What this task involves: Repeat each entry as written and leave the images out of the copy.

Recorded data
+---+
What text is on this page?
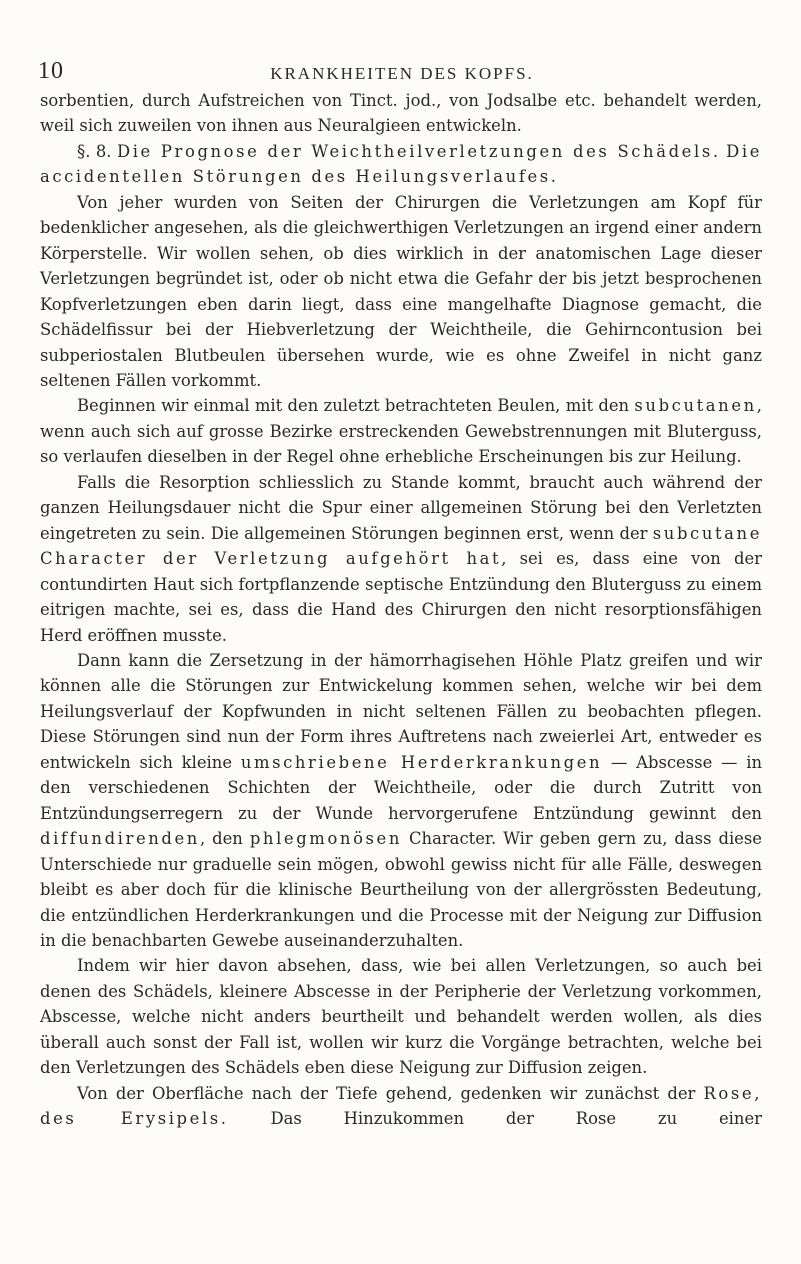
10	KRANKHEITEN DES KOPFS.

sorbentien, durch Aufstreichen von Tinct. jod., von Jodsalbe etc. behandelt werden, weil sich zuweilen von ihnen aus Neuralgieen entwickeln.

§. 8. Die Prognose der Weichtheilverletzungen des Schädels. Die accidentellen Störungen des Heilungsverlaufes.

Von jeher wurden von Seiten der Chirurgen die Verletzungen am Kopf für bedenklicher angesehen, als die gleichwerthigen Verletzungen an irgend einer andern Körperstelle. Wir wollen sehen, ob dies wirklich in der anatomischen Lage dieser Verletzungen begründet ist, oder ob nicht etwa die Gefahr der bis jetzt besprochenen Kopfverletzungen eben darin liegt, dass eine mangelhafte Diagnose gemacht, die Schädelfissur bei der Hiebverletzung der Weichtheile, die Gehirncontusion bei subperiostalen Blutbeulen übersehen wurde, wie es ohne Zweifel in nicht ganz seltenen Fällen vorkommt.

Beginnen wir einmal mit den zuletzt betrachteten Beulen, mit den subcutanen, wenn auch sich auf grosse Bezirke erstreckenden Gewebstrennungen mit Bluterguss, so verlaufen dieselben in der Regel ohne erhebliche Erscheinungen bis zur Heilung.

Falls die Resorption schliesslich zu Stande kommt, braucht auch während der ganzen Heilungsdauer nicht die Spur einer allgemeinen Störung bei den Verletzten eingetreten zu sein. Die allgemeinen Störungen beginnen erst, wenn der subcutane Character der Verletzung aufgehört hat, sei es, dass eine von der contundirten Haut sich fortpflanzende septische Entzündung den Bluterguss zu einem eitrigen machte, sei es, dass die Hand des Chirurgen den nicht resorptionsfähigen Herd eröffnen musste.

Dann kann die Zersetzung in der hämorrhagisehen Höhle Platz greifen und wir können alle die Störungen zur Entwickelung kommen sehen, welche wir bei dem Heilungsverlauf der Kopfwunden in nicht seltenen Fällen zu beobachten pflegen. Diese Störungen sind nun der Form ihres Auftretens nach zweierlei Art, entweder es entwickeln sich kleine umschriebene Herderkrankungen — Abscesse — in den verschiedenen Schichten der Weichtheile, oder die durch Zutritt von Entzündungserregern zu der Wunde hervorgerufene Entzündung gewinnt den diffundirenden, den phlegmonösen Character. Wir geben gern zu, dass diese Unterschiede nur graduelle sein mögen, obwohl gewiss nicht für alle Fälle, deswegen bleibt es aber doch für die klinische Beurtheilung von der allergrössten Bedeutung, die entzündlichen Herderkrankungen und die Processe mit der Neigung zur Diffusion in die benachbarten Gewebe auseinanderzuhalten.

Indem wir hier davon absehen, dass, wie bei allen Verletzungen, so auch bei denen des Schädels, kleinere Abscesse in der Peripherie der Verletzung vorkommen, Abscesse, welche nicht anders beurtheilt und behandelt werden wollen, als dies überall auch sonst der Fall ist, wollen wir kurz die Vorgänge betrachten, welche bei den Verletzungen des Schädels eben diese Neigung zur Diffusion zeigen.

Von der Oberfläche nach der Tiefe gehend, gedenken wir zunächst der Rose, des Erysipels.	Das Hinzukommen der Rose zu einer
+---+
Written solution:
What text is on this page?
10	KRANKHEITEN DES KOPFS.

sorbentien, durch Aufstreichen von Tinct. jod., von Jodsalbe etc. behandelt werden, weil sich zuweilen von ihnen aus Neuralgieen entwickeln.

§. 8. Die Prognose der Weichtheilverletzungen des Schädels. Die accidentellen Störungen des Heilungsverlaufes.

Von jeher wurden von Seiten der Chirurgen die Verletzungen am Kopf für bedenklicher angesehen, als die gleichwerthigen Verletzungen an irgend einer andern Körperstelle. Wir wollen sehen, ob dies wirklich in der anatomischen Lage dieser Verletzungen begründet ist, oder ob nicht etwa die Gefahr der bis jetzt besprochenen Kopfverletzungen eben darin liegt, dass eine mangelhafte Diagnose gemacht, die Schädelfissur bei der Hiebverletzung der Weichtheile, die Gehirncontusion bei subperiostalen Blutbeulen übersehen wurde, wie es ohne Zweifel in nicht ganz seltenen Fällen vorkommt.

Beginnen wir einmal mit den zuletzt betrachteten Beulen, mit den subcutanen, wenn auch sich auf grosse Bezirke erstreckenden Gewebstrennungen mit Bluterguss, so verlaufen dieselben in der Regel ohne erhebliche Erscheinungen bis zur Heilung.

Falls die Resorption schliesslich zu Stande kommt, braucht auch während der ganzen Heilungsdauer nicht die Spur einer allgemeinen Störung bei den Verletzten eingetreten zu sein. Die allgemeinen Störungen beginnen erst, wenn der subcutane Character der Verletzung aufgehört hat, sei es, dass eine von der contundirten Haut sich fortpflanzende septische Entzündung den Bluterguss zu einem eitrigen machte, sei es, dass die Hand des Chirurgen den nicht resorptionsfähigen Herd eröffnen musste.

Dann kann die Zersetzung in der hämorrhagisehen Höhle Platz greifen und wir können alle die Störungen zur Entwickelung kommen sehen, welche wir bei dem Heilungsverlauf der Kopfwunden in nicht seltenen Fällen zu beobachten pflegen. Diese Störungen sind nun der Form ihres Auftretens nach zweierlei Art, entweder es entwickeln sich kleine umschriebene Herderkrankungen — Abscesse — in den verschiedenen Schichten der Weichtheile, oder die durch Zutritt von Entzündungserregern zu der Wunde hervorgerufene Entzündung gewinnt den diffundirenden, den phlegmonösen Character. Wir geben gern zu, dass diese Unterschiede nur graduelle sein mögen, obwohl gewiss nicht für alle Fälle, deswegen bleibt es aber doch für die klinische Beurtheilung von der allergrössten Bedeutung, die entzündlichen Herderkrankungen und die Processe mit der Neigung zur Diffusion in die benachbarten Gewebe auseinanderzuhalten.

Indem wir hier davon absehen, dass, wie bei allen Verletzungen, so auch bei denen des Schädels, kleinere Abscesse in der Peripherie der Verletzung vorkommen, Abscesse, welche nicht anders beurtheilt und behandelt werden wollen, als dies überall auch sonst der Fall ist, wollen wir kurz die Vorgänge betrachten, welche bei den Verletzungen des Schädels eben diese Neigung zur Diffusion zeigen.

Von der Oberfläche nach der Tiefe gehend, gedenken wir zunächst der Rose, des Erysipels.	Das Hinzukommen der Rose zu einer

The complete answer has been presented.